# Extract provided
Though FIG. 13 illustrates only one data source, in practical implementations, the computing environment 1300 contains many data sources spread across numerous computing devices. The computing devices may be controlled and operated by a single entity. For example, in an “on the premises” or “on-prem” implementation, the computing devices may physically and digitally be controlled by one entity, meaning that the computing devices are in physical locations that are owned and/or operated by the entity and are within a network domain that is controlled by the entity. In an entirely on-prem implementation of the computing environment 1300, the data intake and query system 1310 executes on an on-prem computing device and obtains machine data from on-prem data sources. An on-prem implementation can also be referred to as an “enterprise” network, though the term “on-prem” refers primarily to physical locality of a network and who controls that location while the term “enterprise” may be used to refer to the network of a single entity. As such, an enterprise network could include cloud components.
“Cloud” or “in the cloud” refers to a network model in which an entity operates network resources (e.g., processor capacity, network capacity, storage capacity, etc.), located for example in a data center, and makes those resources available to users and/or other entities over a network. A “private cloud” is a cloud implementation where the entity provides the network resources only to its own users. A “public cloud” is a cloud implementation where an entity operates network resources in order to provide them to users that are not associated with the entity and/or to other entities. In this implementation, the provider entity can, for example, allow a subscriber entity to pay for a subscription that enables users associated with subscriber entity to access a certain amount of the provider entity's cloud resources, possibly for a limited time. A subscriber entity of cloud resources can also be referred to as a tenant of the provider entity. Users associated with the subscriber entity access the cloud resources over a network, which may include the public Internet. In contrast to an on-prem implementation, a subscriber entity does not have physical control of the computing devices that are in the cloud, and has digital access to resources provided by the computing devices only to the extent that such access is enabled by the provider entity.
In some implementations, the computing environment 1300 can include on-prem and cloud-based computing resources, or only cloud-based resources. For example, an entity may have on-prem computing devices and a private cloud. In this example, the entity operates the data intake and query system 1310 and can choose to execute the data intake and query system 1310 on an on-prem computing device or in the cloud. In another example, a provider entity operates the data intake and query system 1310 in a public cloud and provides the functionality of the data intake and query system 1310 as a service, for example under a Software-as-a-Service (SaaS) model, to entities that pay for the user of the service on a subscription basis. In this example, the provider entity can provision a separate tenant (or possibly multiple tenants) in the public cloud network for each subscriber entity, where each tenant executes a separate and distinct instance of the data intake and query system 1310. In some implementations, the entity providing the data intake and query system 1310 is itself subscribing to the cloud services of a cloud service provider. As an example, a first entity provides computing resources under a public cloud service model, a second entity subscribes to the cloud services of the first provider entity and uses the cloud computing resources to operate the data intake and query system 1310, and a third entity can subscribe to the services of the second provider entity in order to use the functionality of the data intake and query system 1310. In this example, the data sources are associated with the third entity, users accessing the data intake and query system 1310 are associated with the third entity, and the analytics and insights provided by the data intake and query system 1310 are for purposes of the third entity's operations.

# Objective
Please continue the passage above on on-prem and cloud deployments of the data intake and query system, picking up after its final sentence.

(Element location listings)

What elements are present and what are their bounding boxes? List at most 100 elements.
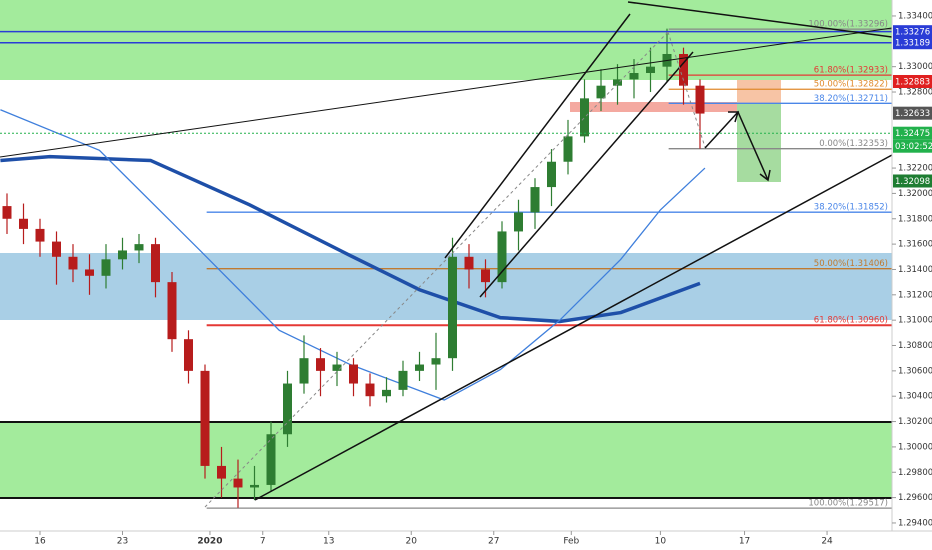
candle-body <box>464 256 474 270</box>
stop-box <box>737 80 781 104</box>
candle-body <box>315 358 325 371</box>
y-tick-label: 1.32800 <box>898 88 932 98</box>
fib-label: 0.00%(1.32353) <box>819 139 888 149</box>
candle-body <box>200 370 210 466</box>
candle-body <box>249 484 259 488</box>
candle-body <box>167 282 177 340</box>
candle-body <box>266 434 276 485</box>
candle-body <box>101 259 111 276</box>
candle-body <box>612 79 622 86</box>
y-tick-label: 1.30600 <box>898 366 932 376</box>
candle-body <box>150 244 160 283</box>
y-tick-label: 1.29600 <box>898 493 932 503</box>
target-box <box>737 104 781 182</box>
price-tag <box>893 74 932 88</box>
candle-body <box>365 383 375 397</box>
candle-body <box>695 85 705 114</box>
y-tick-label: 1.33400 <box>898 11 932 21</box>
candle-body <box>134 244 144 251</box>
candle-body <box>68 256 78 270</box>
countdown: 03:02:52 <box>895 142 932 152</box>
candle-body <box>18 218 28 229</box>
candle-body <box>183 339 193 371</box>
highlight-box <box>570 102 760 112</box>
x-tick-label: 23 <box>117 537 128 547</box>
candle-body <box>513 212 523 232</box>
candle-body <box>546 161 556 188</box>
price-tag-label: 1.32883 <box>895 77 930 87</box>
fib-connector <box>204 31 669 508</box>
y-tick-label: 1.30000 <box>898 442 932 452</box>
x-tick-label: 7 <box>260 537 266 547</box>
y-tick-label: 1.31800 <box>898 214 932 224</box>
y-tick-label: 1.31200 <box>898 290 932 300</box>
candle-body <box>332 364 342 371</box>
trend-line <box>0 27 893 158</box>
candle-body <box>530 187 540 213</box>
zone <box>0 0 892 80</box>
y-tick-label: 1.33000 <box>898 62 932 72</box>
candle-body <box>381 389 391 397</box>
channel-line <box>444 13 631 259</box>
candle-body <box>282 383 292 435</box>
x-tick-label: 2020 <box>197 537 222 547</box>
candle-body <box>414 364 424 371</box>
arrow-head <box>759 169 771 182</box>
candle-body <box>629 73 639 80</box>
zone <box>0 253 892 320</box>
moving-average <box>0 109 706 401</box>
x-tick-label: 16 <box>34 537 46 547</box>
price-tag-label: 1.32098 <box>895 177 930 187</box>
fib-label: 100.00%(1.33296) <box>808 20 888 30</box>
price-tag-label: 1.32633 <box>895 109 930 119</box>
candle-body <box>480 269 490 283</box>
candle-body <box>398 370 408 390</box>
price-axis <box>892 0 932 550</box>
x-tick-label: 17 <box>739 537 750 547</box>
candle-body <box>431 358 441 365</box>
candle-body <box>645 66 655 74</box>
candle-body <box>233 478 243 488</box>
channel-line <box>479 51 694 298</box>
plot: 100.00%(1.33296) 61.80%(1.32933) 50.00%(1.… <box>0 20 892 509</box>
price-tag-label: 1.33276 <box>895 28 930 38</box>
trend-line <box>627 1 893 38</box>
axes: 1.33400 1.33000 1.32800 1.32200 1.32000 1.318… <box>34 11 932 547</box>
price-tag <box>893 36 932 50</box>
fib-label: 50.00%(1.31406) <box>814 259 888 269</box>
price-tag-label: 1.32475 <box>895 129 930 139</box>
y-tick-label: 1.29800 <box>898 468 932 478</box>
fib-label: 100.00%(1.29517) <box>808 499 888 509</box>
x-tick-label: 24 <box>821 537 833 547</box>
candle-body <box>84 269 94 276</box>
y-tick-label: 1.29400 <box>898 518 932 528</box>
candle-body <box>447 256 457 359</box>
price-tag <box>893 25 932 39</box>
fib-label: 50.00%(1.32822) <box>814 80 888 90</box>
fib-label: 38.20%(1.31852) <box>814 203 888 213</box>
candle-body <box>348 364 358 384</box>
drawings <box>0 1 893 508</box>
y-tick-label: 1.32000 <box>898 189 932 199</box>
price-tag-label: 1.33189 <box>895 39 930 49</box>
y-tick-label: 1.30400 <box>898 392 932 402</box>
candle-body <box>117 250 127 260</box>
price-tag <box>893 126 932 140</box>
x-tick-label: Feb <box>563 537 579 547</box>
x-tick-label: 27 <box>488 537 499 547</box>
candle-body <box>678 53 688 86</box>
x-tick-label: 20 <box>406 537 418 547</box>
price-tag <box>893 106 932 120</box>
candle-body <box>497 231 507 283</box>
candle-body <box>563 136 573 162</box>
y-tick-label: 1.30800 <box>898 341 932 351</box>
candle-body <box>35 228 45 242</box>
candle-body <box>299 358 309 384</box>
candle-body <box>2 206 12 219</box>
candle-body <box>579 98 589 137</box>
y-tick-label: 1.32200 <box>898 164 932 174</box>
candle-body <box>51 241 61 257</box>
y-tick-label: 1.31000 <box>898 316 932 326</box>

# Expected output
FIG. 14 is a block diagram illustrating in greater detail an example of an indexing system 1420 of a data intake and query system, such as the data intake and query system 1310 of FIG. 13 . The indexing system 1420 of FIG. 14 uses various methods to obtain machine data from a data source 1402 and stores the data in an index 1438 of an indexer 1432. As discussed previously, a data source is a hardware, software, physical, and/or virtual component of a computing device that produces machine data in an automated fashion and/or as a result of user interaction. Examples of data sources include files and directories; network event logs; operating system logs, operational data, and performance monitoring data; metrics; first-in, first-out queues; scripted inputs; and modular inputs, among others. The indexing system 1420 enables the data intake and query system to obtain the machine data produced by the data source 1402 and to store the data for searching and retrieval.
Users can administer the operations of the indexing system 1420 using a computing device 1404 that can access the indexing system 1420 through a user interface system 1414 of the data intake and query system. For example, the computing device 1404 can be executing a network access application 1406, such as a web browser or a terminal, through which a user can access a monitoring console 1416 provided by the user interface system 1414. The monitoring console 1416 can enable operations such as: identifying the data source 1402 for data ingestion; configuring the indexer 1432 to index the data from the data source 1432; configuring a data ingestion method; configuring, deploying, and managing clusters of indexers; and viewing the topology and performance of a deployment of the data intake and query system, among other operations. The operations performed by the indexing system 1420 may be referred to as “index time” operations, which are distinct from “search time” operations that are discussed further below.
The indexer 1432, which may be referred to herein as a data indexing component, coordinates and performs most of the index time operations. The indexer 1432 can be implemented using program code that can be executed on a computing device. The program code for the indexer 1432 can be stored on a non-transitory computer-readable medium (e.g. a magnetic, optical, or solid state storage disk, a flash memory, or another type of non-transitory storage media), and from this medium can be loaded or copied to the memory of the computing device. One or more hardware processors of the computing device can read the program code from the memory and execute the program code in order to implement the operations of the indexer 1432. In some implementations, the indexer 1432 executes on the computing device 1404 through which a user can access the indexing system 1420. In some implementations, the indexer 1432 executes on a different computing device than the illustrated computing device 1404.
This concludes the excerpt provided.